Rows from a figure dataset
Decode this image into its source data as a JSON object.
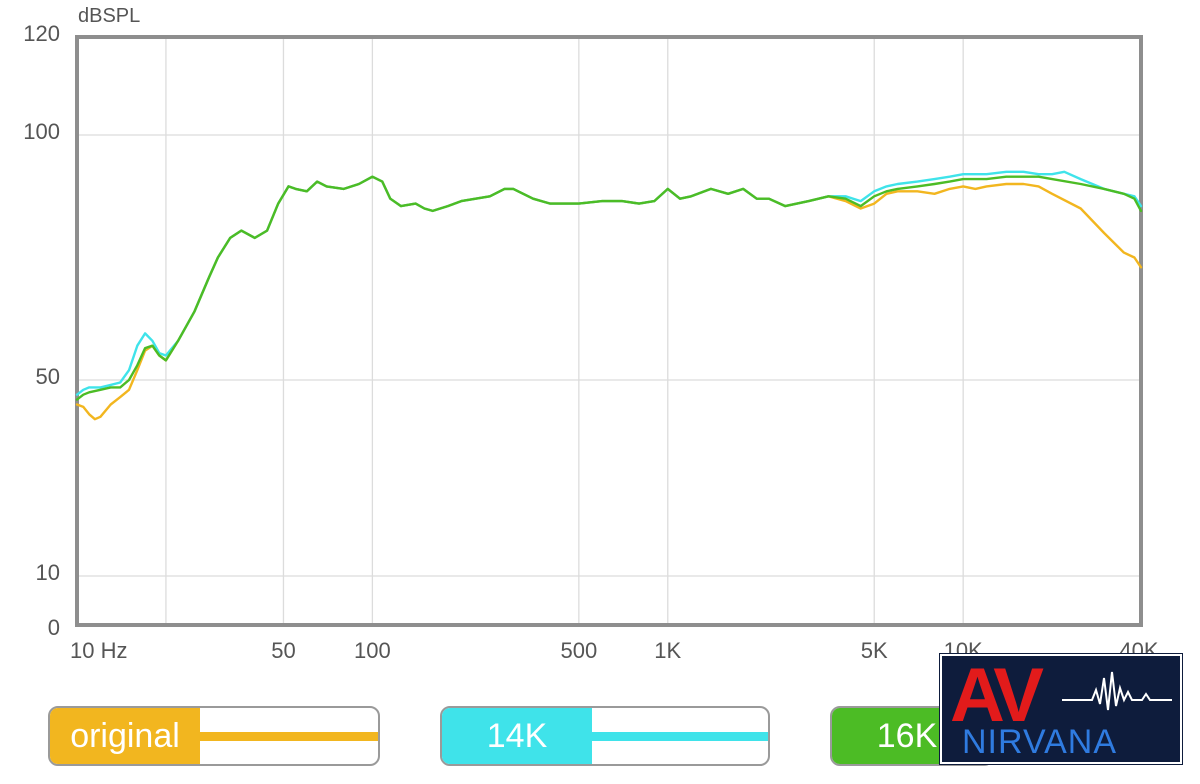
{
  "chart_data": {
    "type": "line",
    "ylabel": "dBSPL",
    "xlabel": "",
    "x_scale": "log",
    "xlim": [
      10,
      40000
    ],
    "ylim": [
      0,
      120
    ],
    "y_ticks": [
      {
        "value": 0,
        "label": "0"
      },
      {
        "value": 10,
        "label": "10"
      },
      {
        "value": 50,
        "label": "50"
      },
      {
        "value": 100,
        "label": "100"
      },
      {
        "value": 120,
        "label": "120"
      }
    ],
    "x_ticks": [
      {
        "value": 10,
        "label": "10  Hz"
      },
      {
        "value": 50,
        "label": "50"
      },
      {
        "value": 100,
        "label": "100"
      },
      {
        "value": 500,
        "label": "500"
      },
      {
        "value": 1000,
        "label": "1K"
      },
      {
        "value": 5000,
        "label": "5K"
      },
      {
        "value": 10000,
        "label": "10K"
      },
      {
        "value": 40000,
        "label": "40K"
      }
    ],
    "grid_x": [
      20,
      50,
      100,
      500,
      1000,
      5000,
      10000
    ],
    "grid_y": [
      10,
      50,
      100
    ],
    "grid": true,
    "legend_position": "bottom",
    "series": [
      {
        "name": "original",
        "color": "#f2b61f",
        "points": [
          [
            10,
            45
          ],
          [
            10.5,
            44.5
          ],
          [
            11,
            43
          ],
          [
            11.5,
            42
          ],
          [
            12,
            42.5
          ],
          [
            13,
            45
          ],
          [
            14,
            46.5
          ],
          [
            15,
            48
          ],
          [
            16,
            52
          ],
          [
            17,
            56
          ],
          [
            18,
            57
          ],
          [
            19,
            55
          ],
          [
            20,
            54
          ],
          [
            22,
            58
          ],
          [
            25,
            64
          ],
          [
            28,
            71
          ],
          [
            30,
            75
          ],
          [
            33,
            79
          ],
          [
            36,
            80.5
          ],
          [
            40,
            79
          ],
          [
            44,
            80.5
          ],
          [
            48,
            86
          ],
          [
            52,
            89.5
          ],
          [
            55,
            89
          ],
          [
            60,
            88.5
          ],
          [
            65,
            90.5
          ],
          [
            70,
            89.5
          ],
          [
            80,
            89
          ],
          [
            90,
            90
          ],
          [
            100,
            91.5
          ],
          [
            108,
            90.5
          ],
          [
            115,
            87
          ],
          [
            125,
            85.5
          ],
          [
            140,
            86
          ],
          [
            150,
            85
          ],
          [
            160,
            84.5
          ],
          [
            180,
            85.5
          ],
          [
            200,
            86.5
          ],
          [
            250,
            87.5
          ],
          [
            280,
            89
          ],
          [
            300,
            89
          ],
          [
            350,
            87
          ],
          [
            400,
            86
          ],
          [
            450,
            86
          ],
          [
            500,
            86
          ],
          [
            600,
            86.5
          ],
          [
            700,
            86.5
          ],
          [
            800,
            86
          ],
          [
            900,
            86.5
          ],
          [
            1000,
            89
          ],
          [
            1100,
            87
          ],
          [
            1200,
            87.5
          ],
          [
            1400,
            89
          ],
          [
            1600,
            88
          ],
          [
            1800,
            89
          ],
          [
            2000,
            87
          ],
          [
            2200,
            87
          ],
          [
            2500,
            85.5
          ],
          [
            3000,
            86.5
          ],
          [
            3500,
            87.5
          ],
          [
            4000,
            86.5
          ],
          [
            4500,
            85
          ],
          [
            5000,
            86
          ],
          [
            5500,
            88
          ],
          [
            6000,
            88.5
          ],
          [
            7000,
            88.5
          ],
          [
            8000,
            88
          ],
          [
            9000,
            89
          ],
          [
            10000,
            89.5
          ],
          [
            11000,
            89
          ],
          [
            12000,
            89.5
          ],
          [
            14000,
            90
          ],
          [
            16000,
            90
          ],
          [
            18000,
            89.5
          ],
          [
            20000,
            88
          ],
          [
            25000,
            85
          ],
          [
            30000,
            80
          ],
          [
            35000,
            76
          ],
          [
            38000,
            75
          ],
          [
            40000,
            73
          ]
        ]
      },
      {
        "name": "14K",
        "color": "#3fe3ea",
        "points": [
          [
            10,
            47
          ],
          [
            10.5,
            48
          ],
          [
            11,
            48.5
          ],
          [
            12,
            48.5
          ],
          [
            13,
            49
          ],
          [
            14,
            49.5
          ],
          [
            15,
            52
          ],
          [
            16,
            57
          ],
          [
            17,
            59.5
          ],
          [
            18,
            58
          ],
          [
            19,
            55.5
          ],
          [
            20,
            55
          ],
          [
            22,
            58
          ],
          [
            25,
            64
          ],
          [
            28,
            71
          ],
          [
            30,
            75
          ],
          [
            33,
            79
          ],
          [
            36,
            80.5
          ],
          [
            40,
            79
          ],
          [
            44,
            80.5
          ],
          [
            48,
            86
          ],
          [
            52,
            89.5
          ],
          [
            55,
            89
          ],
          [
            60,
            88.5
          ],
          [
            65,
            90.5
          ],
          [
            70,
            89.5
          ],
          [
            80,
            89
          ],
          [
            90,
            90
          ],
          [
            100,
            91.5
          ],
          [
            108,
            90.5
          ],
          [
            115,
            87
          ],
          [
            125,
            85.5
          ],
          [
            140,
            86
          ],
          [
            150,
            85
          ],
          [
            160,
            84.5
          ],
          [
            180,
            85.5
          ],
          [
            200,
            86.5
          ],
          [
            250,
            87.5
          ],
          [
            280,
            89
          ],
          [
            300,
            89
          ],
          [
            350,
            87
          ],
          [
            400,
            86
          ],
          [
            450,
            86
          ],
          [
            500,
            86
          ],
          [
            600,
            86.5
          ],
          [
            700,
            86.5
          ],
          [
            800,
            86
          ],
          [
            900,
            86.5
          ],
          [
            1000,
            89
          ],
          [
            1100,
            87
          ],
          [
            1200,
            87.5
          ],
          [
            1400,
            89
          ],
          [
            1600,
            88
          ],
          [
            1800,
            89
          ],
          [
            2000,
            87
          ],
          [
            2200,
            87
          ],
          [
            2500,
            85.5
          ],
          [
            3000,
            86.5
          ],
          [
            3500,
            87.5
          ],
          [
            4000,
            87.5
          ],
          [
            4500,
            86.5
          ],
          [
            5000,
            88.5
          ],
          [
            5500,
            89.5
          ],
          [
            6000,
            90
          ],
          [
            7000,
            90.5
          ],
          [
            8000,
            91
          ],
          [
            9000,
            91.5
          ],
          [
            10000,
            92
          ],
          [
            11000,
            92
          ],
          [
            12000,
            92
          ],
          [
            14000,
            92.5
          ],
          [
            16000,
            92.5
          ],
          [
            18000,
            92
          ],
          [
            20000,
            92
          ],
          [
            22000,
            92.5
          ],
          [
            25000,
            91
          ],
          [
            30000,
            89
          ],
          [
            35000,
            88
          ],
          [
            38000,
            87.5
          ],
          [
            40000,
            85.5
          ]
        ]
      },
      {
        "name": "16K",
        "color": "#4cbc25",
        "points": [
          [
            10,
            46
          ],
          [
            10.5,
            47
          ],
          [
            11,
            47.5
          ],
          [
            12,
            48
          ],
          [
            13,
            48.5
          ],
          [
            14,
            48.5
          ],
          [
            15,
            50
          ],
          [
            16,
            53
          ],
          [
            17,
            56.5
          ],
          [
            18,
            57
          ],
          [
            19,
            55
          ],
          [
            20,
            54
          ],
          [
            22,
            58
          ],
          [
            25,
            64
          ],
          [
            28,
            71
          ],
          [
            30,
            75
          ],
          [
            33,
            79
          ],
          [
            36,
            80.5
          ],
          [
            40,
            79
          ],
          [
            44,
            80.5
          ],
          [
            48,
            86
          ],
          [
            52,
            89.5
          ],
          [
            55,
            89
          ],
          [
            60,
            88.5
          ],
          [
            65,
            90.5
          ],
          [
            70,
            89.5
          ],
          [
            80,
            89
          ],
          [
            90,
            90
          ],
          [
            100,
            91.5
          ],
          [
            108,
            90.5
          ],
          [
            115,
            87
          ],
          [
            125,
            85.5
          ],
          [
            140,
            86
          ],
          [
            150,
            85
          ],
          [
            160,
            84.5
          ],
          [
            180,
            85.5
          ],
          [
            200,
            86.5
          ],
          [
            250,
            87.5
          ],
          [
            280,
            89
          ],
          [
            300,
            89
          ],
          [
            350,
            87
          ],
          [
            400,
            86
          ],
          [
            450,
            86
          ],
          [
            500,
            86
          ],
          [
            600,
            86.5
          ],
          [
            700,
            86.5
          ],
          [
            800,
            86
          ],
          [
            900,
            86.5
          ],
          [
            1000,
            89
          ],
          [
            1100,
            87
          ],
          [
            1200,
            87.5
          ],
          [
            1400,
            89
          ],
          [
            1600,
            88
          ],
          [
            1800,
            89
          ],
          [
            2000,
            87
          ],
          [
            2200,
            87
          ],
          [
            2500,
            85.5
          ],
          [
            3000,
            86.5
          ],
          [
            3500,
            87.5
          ],
          [
            4000,
            87
          ],
          [
            4500,
            85.5
          ],
          [
            5000,
            87.5
          ],
          [
            5500,
            88.5
          ],
          [
            6000,
            89
          ],
          [
            7000,
            89.5
          ],
          [
            8000,
            90
          ],
          [
            9000,
            90.5
          ],
          [
            10000,
            91
          ],
          [
            11000,
            91
          ],
          [
            12000,
            91
          ],
          [
            14000,
            91.5
          ],
          [
            16000,
            91.5
          ],
          [
            18000,
            91.5
          ],
          [
            20000,
            91
          ],
          [
            25000,
            90
          ],
          [
            30000,
            89
          ],
          [
            35000,
            88
          ],
          [
            38000,
            87
          ],
          [
            40000,
            84.5
          ]
        ]
      }
    ]
  },
  "legend": [
    {
      "label": "original",
      "color": "#f2b61f"
    },
    {
      "label": "14K",
      "color": "#3fe3ea"
    },
    {
      "label": "16K",
      "color": "#4cbc25"
    }
  ],
  "logo": {
    "mark": "AV",
    "word": "NIRVANA"
  }
}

• TASK GOAL:
Collect each line above holding the string "color".

• SOLVED PROBLEM:
        "color": "#f2b61f",
        "color": "#3fe3ea",
        "color": "#4cbc25",
      "color": "#f2b61f"
      "color": "#3fe3ea"
      "color": "#4cbc25"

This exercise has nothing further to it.